● Set task
Extract every line between the one with "Read out every word on this page." and the end of the entries, both included, word for word and free of pictures.

● Records supplied
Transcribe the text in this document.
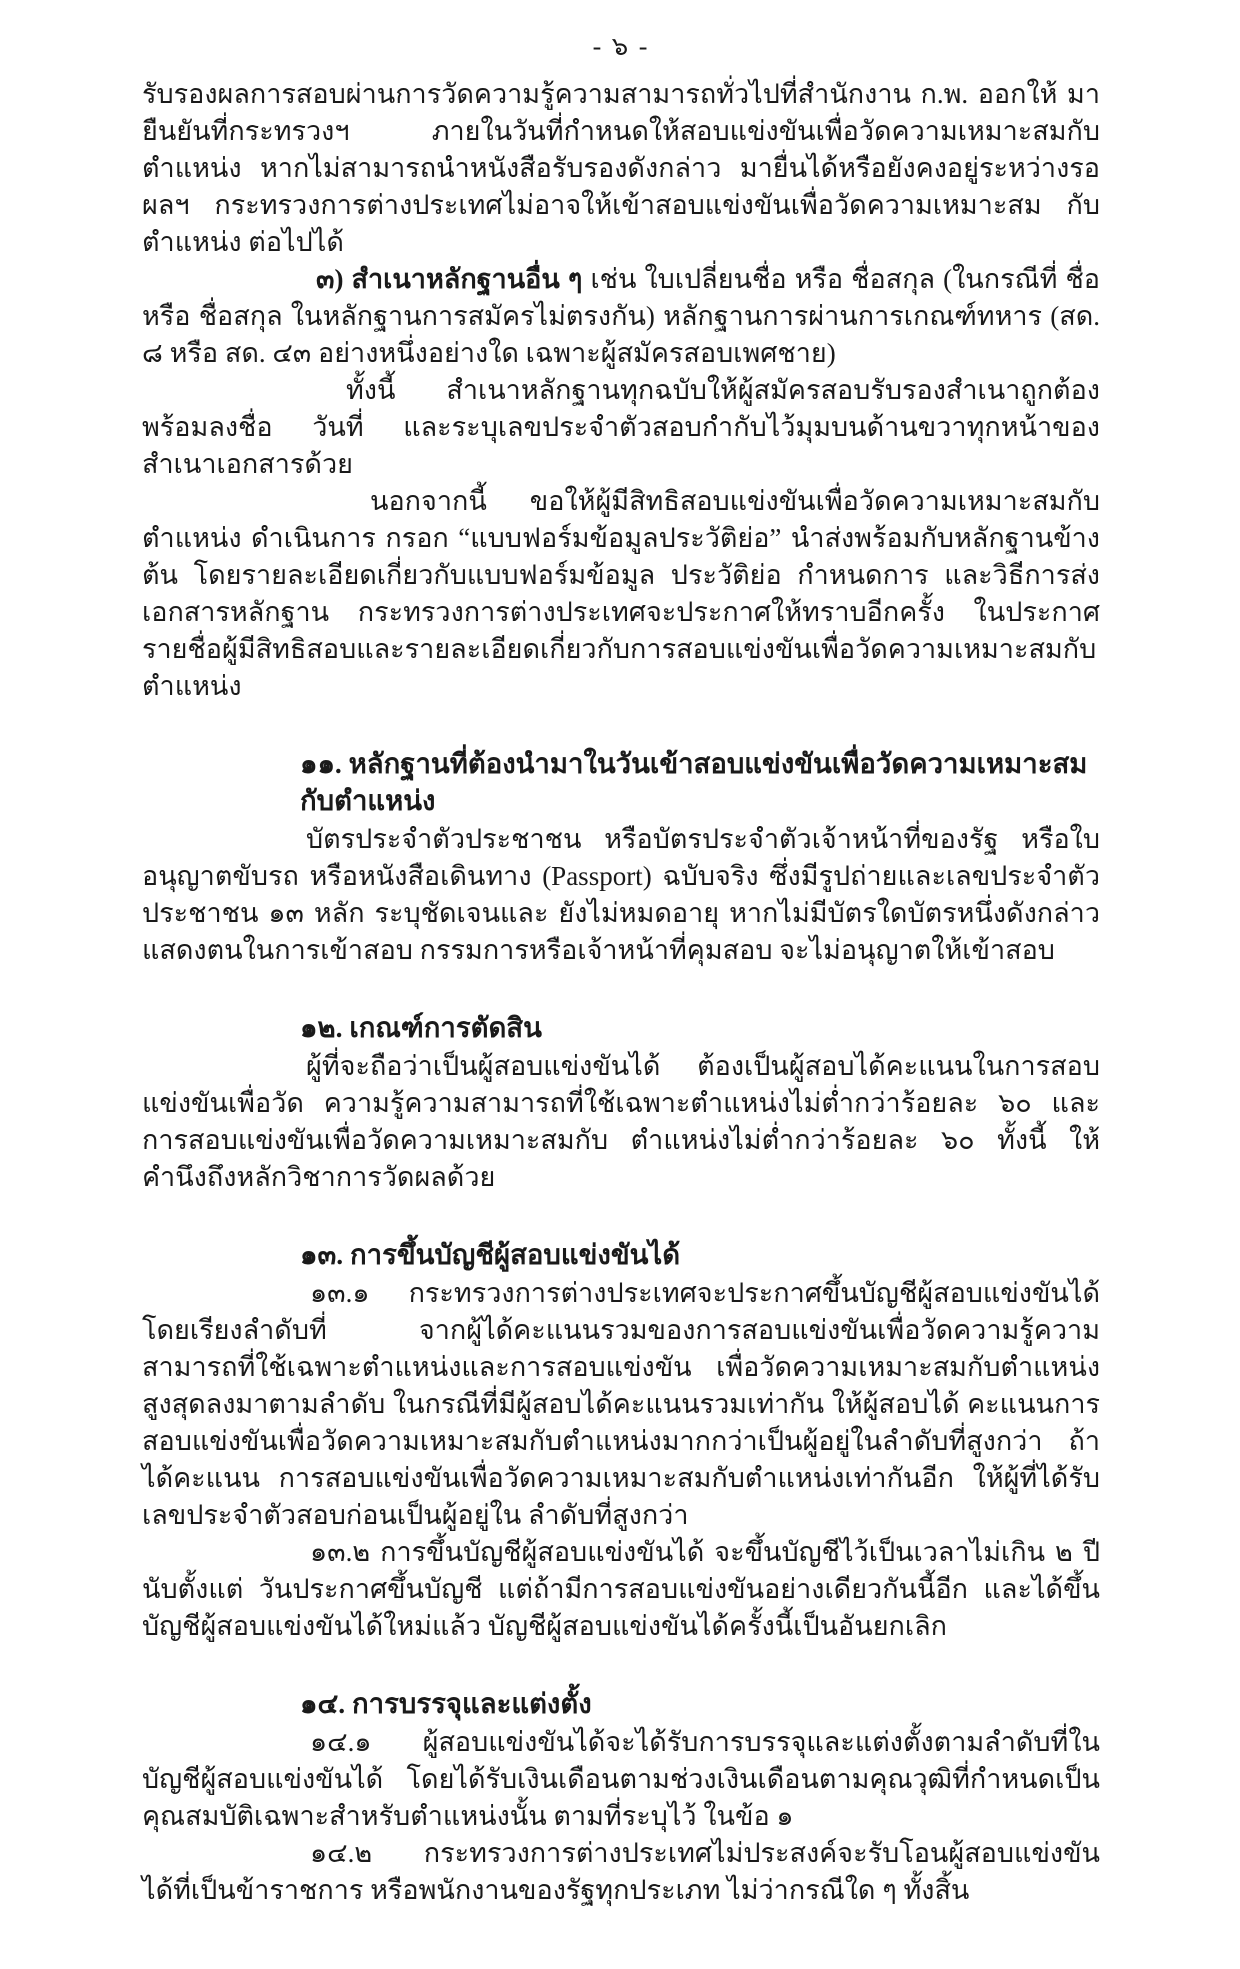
- ๖ -

รับรองผลการสอบผ่านการวัดความรู้ความสามารถทั่วไปที่สำนักงาน ก.พ. ออกให้ มายืนยันที่กระทรวงฯ ภายในวันที่กำหนดให้สอบแข่งขันเพื่อวัดความเหมาะสมกับตำแหน่ง หากไม่สามารถนำหนังสือรับรองดังกล่าว มายื่นได้หรือยังคงอยู่ระหว่างรอผลฯ กระทรวงการต่างประเทศไม่อาจให้เข้าสอบแข่งขันเพื่อวัดความเหมาะสม กับตำแหน่ง ต่อไปได้

๓) สำเนาหลักฐานอื่น ๆ เช่น ใบเปลี่ยนชื่อ หรือ ชื่อสกุล (ในกรณีที่ ชื่อ หรือ ชื่อสกุล ในหลักฐานการสมัครไม่ตรงกัน) หลักฐานการผ่านการเกณฑ์ทหาร (สด. ๘ หรือ สด. ๔๓ อย่างหนึ่งอย่างใด เฉพาะผู้สมัครสอบเพศชาย)

ทั้งนี้ สำเนาหลักฐานทุกฉบับให้ผู้สมัครสอบรับรองสำเนาถูกต้อง พร้อมลงชื่อ วันที่ และระบุเลขประจำตัวสอบกำกับไว้มุมบนด้านขวาทุกหน้าของสำเนาเอกสารด้วย

นอกจากนี้ ขอให้ผู้มีสิทธิสอบแข่งขันเพื่อวัดความเหมาะสมกับตำแหน่ง ดำเนินการ กรอก “แบบฟอร์มข้อมูลประวัติย่อ” นำส่งพร้อมกับหลักฐานข้างต้น โดยรายละเอียดเกี่ยวกับแบบฟอร์มข้อมูล ประวัติย่อ กำหนดการ และวิธีการส่งเอกสารหลักฐาน กระทรวงการต่างประเทศจะประกาศให้ทราบอีกครั้ง ในประกาศรายชื่อผู้มีสิทธิสอบและรายละเอียดเกี่ยวกับการสอบแข่งขันเพื่อวัดความเหมาะสมกับตำแหน่ง

๑๑. หลักฐานที่ต้องนำมาในวันเข้าสอบแข่งขันเพื่อวัดความเหมาะสมกับตำแหน่ง

บัตรประจำตัวประชาชน หรือบัตรประจำตัวเจ้าหน้าที่ของรัฐ หรือใบอนุญาตขับรถ หรือหนังสือเดินทาง (Passport) ฉบับจริง ซึ่งมีรูปถ่ายและเลขประจำตัวประชาชน ๑๓ หลัก ระบุชัดเจนและ ยังไม่หมดอายุ หากไม่มีบัตรใดบัตรหนึ่งดังกล่าวแสดงตนในการเข้าสอบ กรรมการหรือเจ้าหน้าที่คุมสอบ จะไม่อนุญาตให้เข้าสอบ

๑๒. เกณฑ์การตัดสิน

ผู้ที่จะถือว่าเป็นผู้สอบแข่งขันได้ ต้องเป็นผู้สอบได้คะแนนในการสอบแข่งขันเพื่อวัด ความรู้ความสามารถที่ใช้เฉพาะตำแหน่งไม่ต่ำกว่าร้อยละ ๖๐ และการสอบแข่งขันเพื่อวัดความเหมาะสมกับ ตำแหน่งไม่ต่ำกว่าร้อยละ ๖๐ ทั้งนี้ ให้คำนึงถึงหลักวิชาการวัดผลด้วย

๑๓. การขึ้นบัญชีผู้สอบแข่งขันได้

๑๓.๑ กระทรวงการต่างประเทศจะประกาศขึ้นบัญชีผู้สอบแข่งขันได้ โดยเรียงลำดับที่ จากผู้ได้คะแนนรวมของการสอบแข่งขันเพื่อวัดความรู้ความสามารถที่ใช้เฉพาะตำแหน่งและการสอบแข่งขัน เพื่อวัดความเหมาะสมกับตำแหน่งสูงสุดลงมาตามลำดับ ในกรณีที่มีผู้สอบได้คะแนนรวมเท่ากัน ให้ผู้สอบได้ คะแนนการสอบแข่งขันเพื่อวัดความเหมาะสมกับตำแหน่งมากกว่าเป็นผู้อยู่ในลำดับที่สูงกว่า ถ้าได้คะแนน การสอบแข่งขันเพื่อวัดความเหมาะสมกับตำแหน่งเท่ากันอีก ให้ผู้ที่ได้รับเลขประจำตัวสอบก่อนเป็นผู้อยู่ใน ลำดับที่สูงกว่า

๑๓.๒ การขึ้นบัญชีผู้สอบแข่งขันได้ จะขึ้นบัญชีไว้เป็นเวลาไม่เกิน ๒ ปี นับตั้งแต่ วันประกาศขึ้นบัญชี แต่ถ้ามีการสอบแข่งขันอย่างเดียวกันนี้อีก และได้ขึ้นบัญชีผู้สอบแข่งขันได้ใหม่แล้ว บัญชีผู้สอบแข่งขันได้ครั้งนี้เป็นอันยกเลิก

๑๔. การบรรจุและแต่งตั้ง

๑๔.๑ ผู้สอบแข่งขันได้จะได้รับการบรรจุและแต่งตั้งตามลำดับที่ในบัญชีผู้สอบแข่งขันได้ โดยได้รับเงินเดือนตามช่วงเงินเดือนตามคุณวุฒิที่กำหนดเป็นคุณสมบัติเฉพาะสำหรับตำแหน่งนั้น ตามที่ระบุไว้ ในข้อ ๑

๑๔.๒ กระทรวงการต่างประเทศไม่ประสงค์จะรับโอนผู้สอบแข่งขันได้ที่เป็นข้าราชการ หรือพนักงานของรัฐทุกประเภท ไม่ว่ากรณีใด ๆ ทั้งสิ้น
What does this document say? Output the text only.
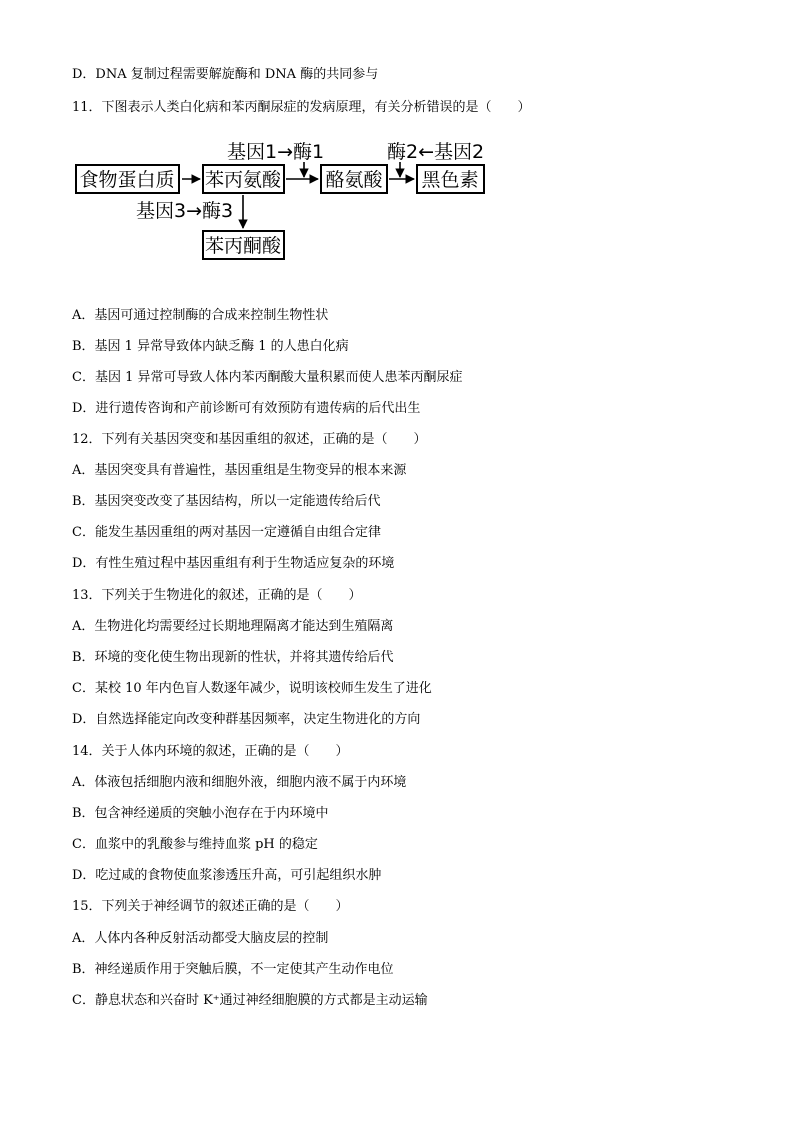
D．DNA 复制过程需要解旋酶和 DNA 酶的共同参与
11．下图表示人类白化病和苯丙酮尿症的发病原理，有关分析错误的是（　　）
食物蛋白质 苯丙氨酸 酪氨酸 黑色素
苯丙酮酸
基因1→酶1	酶2←基因2
基因3→酶3
A．基因可通过控制酶的合成来控制生物性状
B．基因 1 异常导致体内缺乏酶 1 的人患白化病
C．基因 1 异常可导致人体内苯丙酮酸大量积累而使人患苯丙酮尿症
D．进行遗传咨询和产前诊断可有效预防有遗传病的后代出生
12．下列有关基因突变和基因重组的叙述，正确的是（　　）
A．基因突变具有普遍性，基因重组是生物变异的根本来源
B．基因突变改变了基因结构，所以一定能遗传给后代
C．能发生基因重组的两对基因一定遵循自由组合定律
D．有性生殖过程中基因重组有利于生物适应复杂的环境
13．下列关于生物进化的叙述，正确的是（　　）
A．生物进化均需要经过长期地理隔离才能达到生殖隔离
B．环境的变化使生物出现新的性状，并将其遗传给后代
C．某校 10 年内色盲人数逐年减少，说明该校师生发生了进化
D．自然选择能定向改变种群基因频率，决定生物进化的方向
14．关于人体内环境的叙述，正确的是（　　）
A．体液包括细胞内液和细胞外液，细胞内液不属于内环境
B．包含神经递质的突触小泡存在于内环境中
C．血浆中的乳酸参与维持血浆 pH 的稳定
D．吃过咸的食物使血浆渗透压升高，可引起组织水肿
15．下列关于神经调节的叙述正确的是（　　）
A．人体内各种反射活动都受大脑皮层的控制
B．神经递质作用于突触后膜，不一定使其产生动作电位
C．静息状态和兴奋时 K⁺通过神经细胞膜的方式都是主动运输
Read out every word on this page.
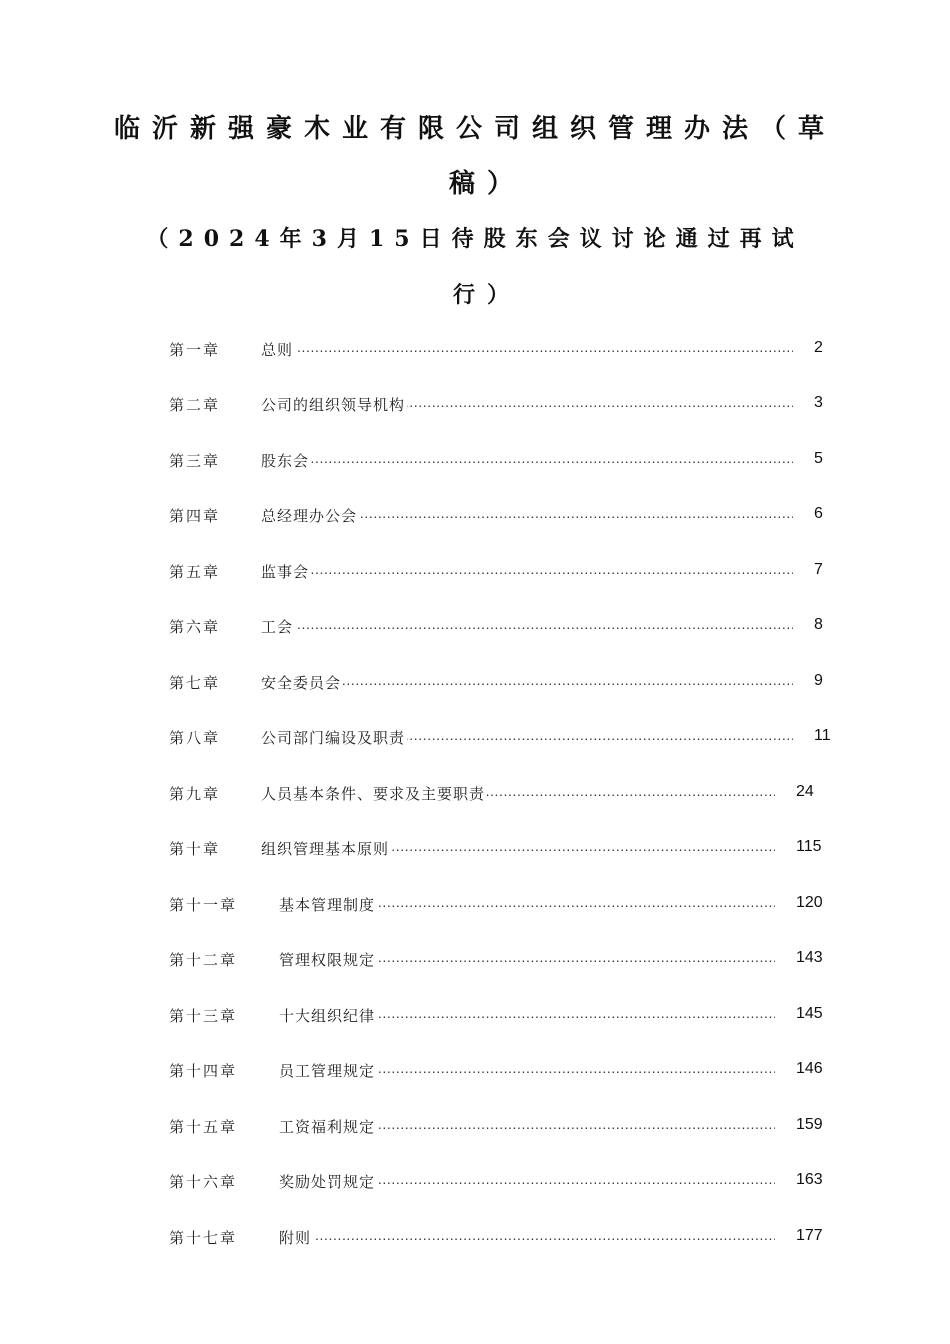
临沂新强豪木业有限公司组织管理办法（草
稿）
（2024年3月15日待股东会议讨论通过再试
行）
第一章 .....	总则	2
第二章 .....	公司的组织领导机构	3
第三章 .....	股东会	5
第四章 .....	总经理办公会	6
第五章 .....	监事会	7
第六章 .....	工会	8
第七章 .....	安全委员会	9
第八章 .....	公司部门编设及职责	11
第九章 .....	人员基本条件、要求及主要职责	24
第十章 .....	组织管理基本原则	115
第十一章 .....	基本管理制度	120
第十二章 .....	管理权限规定	143
第十三章 .....	十大组织纪律	145
第十四章 .....	员工管理规定	146
第十五章 .....	工资福利规定	159
第十六章 .....	奖励处罚规定	163
第十七章 .....	附则	177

● Exercise response
Read out every word on this page.
临沂新强豪木业有限公司组织管理办法（草
稿）
（2024年3月15日待股东会议讨论通过再试
行）
第一章 .....	总则	2
第二章 .....	公司的组织领导机构	3
第三章 .....	股东会	5
第四章 .....	总经理办公会	6
第五章 .....	监事会	7
第六章 .....	工会	8
第七章 .....	安全委员会	9
第八章 .....	公司部门编设及职责	11
第九章 .....	人员基本条件、要求及主要职责	24
第十章 .....	组织管理基本原则	115
第十一章 .....	基本管理制度	120
第十二章 .....	管理权限规定	143
第十三章 .....	十大组织纪律	145
第十四章 .....	员工管理规定	146
第十五章 .....	工资福利规定	159
第十六章 .....	奖励处罚规定	163
第十七章 .....	附则	177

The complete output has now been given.